Opdrachten:
• 1. Op welke datum zijn de partijen volgens de uitspraak over de huishoudkosten gehuwd?
• 2. Hervat de uitspraak over de huishoudkosten na de laatste zin die er staat.

Te lezen tekst:
######

ECLI:NL:GHSHE:2017:5394

Gerechtshof 's-Hertogenbosch

Datum uitspraak
7 december 2017
Publicatiedatum
7 december 2017
Zaaknummer
200.205.470_01
Instantie
Gerechtshof 's-Hertogenbosch
Type
Uitspraak
Rechtsgebied
Civiel recht
Procedures
  • Hoger beroep
Vindplaatsen
  • Rechtspraak.nl
AI samenvatting door LexboostAutomatisch gegenereerd

Hoger beroep inzake bijdrage aan de kosten van de huishouding na echtscheiding

In deze zaak gaat het om een hoger beroep van de man tegen een beschikking van de rechtbank Zeeland-West-Brabant, waarin is bepaald dat hij een bedrag van € 6.000,-- aan de vrouw moet betalen op grond van de huwelijkse voorwaarden. De partijen, die op 29 juli 2011 zijn gehuwd, hebben huwelijkse voorwaarden waaronder de kosten van de huishouding naar rato van hun inkomen moeten worden verdeeld. De man heeft in hoger beroep aangevoerd dat hij voldoende heeft bijgedragen aan de kosten van de huishouding, ondanks dat hij onder budgetbeheer stond. De vrouw betwist deze stelling en stelt dat de man niet naar rato heeft bijgedragen. Het hof heeft de beschikking van de rechtbank bekrachtigd, omdat de vrouw over de jaren 2012 tot en met 2015 met een bedrag van € 13.560,-- te veel heeft bijgedragen aan de kosten van de huishouding. Het hof heeft geoordeeld dat de man onvoldoende inzicht heeft gegeven in zijn bijdragen aan de kosten van de huishouding en dat de enkele omstandigheid dat hij onder budgetbeheer stond, niet betekent dat hij naar rato van zijn inkomen heeft bijgedragen. De proceskosten zijn gecompenseerd, waarbij iedere partij de eigen kosten draagt.

######

Vastgelegde gegevens:
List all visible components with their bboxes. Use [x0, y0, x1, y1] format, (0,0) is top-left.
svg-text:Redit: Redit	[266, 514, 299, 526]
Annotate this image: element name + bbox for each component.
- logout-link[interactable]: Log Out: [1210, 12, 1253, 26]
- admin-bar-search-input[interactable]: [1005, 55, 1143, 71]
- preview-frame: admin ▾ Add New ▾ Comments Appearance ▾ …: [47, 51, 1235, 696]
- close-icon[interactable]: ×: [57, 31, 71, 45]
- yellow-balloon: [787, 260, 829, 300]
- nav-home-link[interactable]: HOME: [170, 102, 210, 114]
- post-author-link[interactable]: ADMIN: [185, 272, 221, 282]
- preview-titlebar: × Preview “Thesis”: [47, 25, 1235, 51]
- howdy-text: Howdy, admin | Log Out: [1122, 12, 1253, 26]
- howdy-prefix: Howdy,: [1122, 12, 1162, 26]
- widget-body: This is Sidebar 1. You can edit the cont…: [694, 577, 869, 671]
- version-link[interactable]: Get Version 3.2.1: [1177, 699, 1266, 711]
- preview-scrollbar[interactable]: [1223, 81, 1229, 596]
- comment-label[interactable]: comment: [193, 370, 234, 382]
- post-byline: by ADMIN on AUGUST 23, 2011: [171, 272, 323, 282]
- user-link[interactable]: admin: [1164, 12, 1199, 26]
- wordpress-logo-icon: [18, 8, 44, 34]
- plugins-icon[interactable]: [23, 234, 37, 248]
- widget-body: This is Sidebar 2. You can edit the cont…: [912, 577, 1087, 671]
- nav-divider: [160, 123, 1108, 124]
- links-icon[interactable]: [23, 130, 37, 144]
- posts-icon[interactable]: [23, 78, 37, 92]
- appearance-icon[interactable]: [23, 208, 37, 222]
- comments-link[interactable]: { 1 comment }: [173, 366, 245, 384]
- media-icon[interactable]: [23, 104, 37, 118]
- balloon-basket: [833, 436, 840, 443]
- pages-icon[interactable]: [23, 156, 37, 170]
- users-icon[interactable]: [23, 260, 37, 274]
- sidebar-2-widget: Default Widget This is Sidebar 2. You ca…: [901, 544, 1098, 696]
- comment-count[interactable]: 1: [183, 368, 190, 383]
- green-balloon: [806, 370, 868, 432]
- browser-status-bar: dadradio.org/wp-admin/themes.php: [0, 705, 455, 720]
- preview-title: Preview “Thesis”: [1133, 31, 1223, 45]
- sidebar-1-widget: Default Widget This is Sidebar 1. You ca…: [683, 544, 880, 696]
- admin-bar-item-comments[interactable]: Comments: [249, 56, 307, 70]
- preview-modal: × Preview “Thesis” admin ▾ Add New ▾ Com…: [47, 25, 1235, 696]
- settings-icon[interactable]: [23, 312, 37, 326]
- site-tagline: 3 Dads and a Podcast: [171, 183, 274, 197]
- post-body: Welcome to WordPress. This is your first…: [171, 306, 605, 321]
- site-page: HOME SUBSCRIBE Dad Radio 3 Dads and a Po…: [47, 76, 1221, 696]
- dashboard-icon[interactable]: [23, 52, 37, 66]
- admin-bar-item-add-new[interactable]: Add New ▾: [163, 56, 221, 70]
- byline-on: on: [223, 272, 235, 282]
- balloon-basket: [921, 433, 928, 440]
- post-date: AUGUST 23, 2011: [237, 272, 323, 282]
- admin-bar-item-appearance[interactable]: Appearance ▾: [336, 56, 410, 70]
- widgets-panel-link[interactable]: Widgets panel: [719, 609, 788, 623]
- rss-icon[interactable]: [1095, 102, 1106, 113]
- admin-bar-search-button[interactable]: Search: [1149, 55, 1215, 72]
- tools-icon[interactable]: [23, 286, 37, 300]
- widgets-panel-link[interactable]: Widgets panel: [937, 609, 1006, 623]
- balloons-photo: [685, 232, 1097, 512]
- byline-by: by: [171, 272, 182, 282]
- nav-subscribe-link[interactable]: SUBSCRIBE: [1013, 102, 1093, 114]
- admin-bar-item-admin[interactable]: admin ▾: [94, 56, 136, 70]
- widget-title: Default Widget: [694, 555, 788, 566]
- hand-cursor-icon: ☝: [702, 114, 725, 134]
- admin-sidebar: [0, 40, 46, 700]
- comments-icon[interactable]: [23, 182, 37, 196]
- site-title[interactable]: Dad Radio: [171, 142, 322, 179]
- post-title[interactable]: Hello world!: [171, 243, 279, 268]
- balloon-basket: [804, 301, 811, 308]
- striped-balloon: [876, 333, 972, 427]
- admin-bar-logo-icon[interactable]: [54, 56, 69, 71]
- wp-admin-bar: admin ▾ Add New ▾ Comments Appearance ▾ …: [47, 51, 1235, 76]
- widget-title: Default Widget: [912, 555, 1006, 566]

######

Gegeven antwoorden:
• 1. Op 29 juli 2011.

• 2.
Uitspraak

GERECHTSHOF 's-HERTOGENBOSCH

Afdeling civiel recht
Uitspraak: 7 december 2017
Zaaknummer: 200.205.470/01
Zaaknummer eerste aanleg: C/02/315667 FA RK 16-2925
in de zaak in hoger beroep van:
[appellant],
wonende te [woonplaats] ,
appellant,
hierna te noemen: de man,
advocaat: mr. H. Plantenga,
tegen
[verweerster],
wonende op een geheim adres,
verweerster,
hierna te noemen: de vrouw,
advocaat: mr. E. Sijnesael.

1.Het geding in eerste aanleg

Het hof verwijst naar de beschikking van de rechtbank Zeeland-West-Brabant, zittingsplaats Middelburg, van 4 oktober 2016.

2.Het geding in hoger beroep

2.1.
Bij beroepschrift met producties, ingekomen ter griffie op 15 december 2016, heeft de man verzocht voormelde beschikking, uitvoerbaar bij voorraad, te vernietigen voor zover daarbij is bepaald dat de man op grond van art. 2 van de tussen partijen geldende voorwaarden een bedrag van € 6.000,-- aan de vrouw zal voldoen, althans het door de man aan de vrouw te betalen bedrag nader te bepalen.
2.2.
Bij verweerschrift, ingekomen ter griffie op 24 januari 2017, heeft de vrouw verzocht het hoger beroep van de man af te wijzen.
2.3.
De mondelinge behandeling heeft plaatsgevonden op 1 november 2017. Bij die gelegenheid zijn gehoord:
  • mr. Plantenga namens de man;
  • de vrouw, bijgestaan door mr. Sijnesael.
2.3.1.
De man is
,hoewel behoorlijk opgeroepen, niet ter zitting verschenen.
2.4.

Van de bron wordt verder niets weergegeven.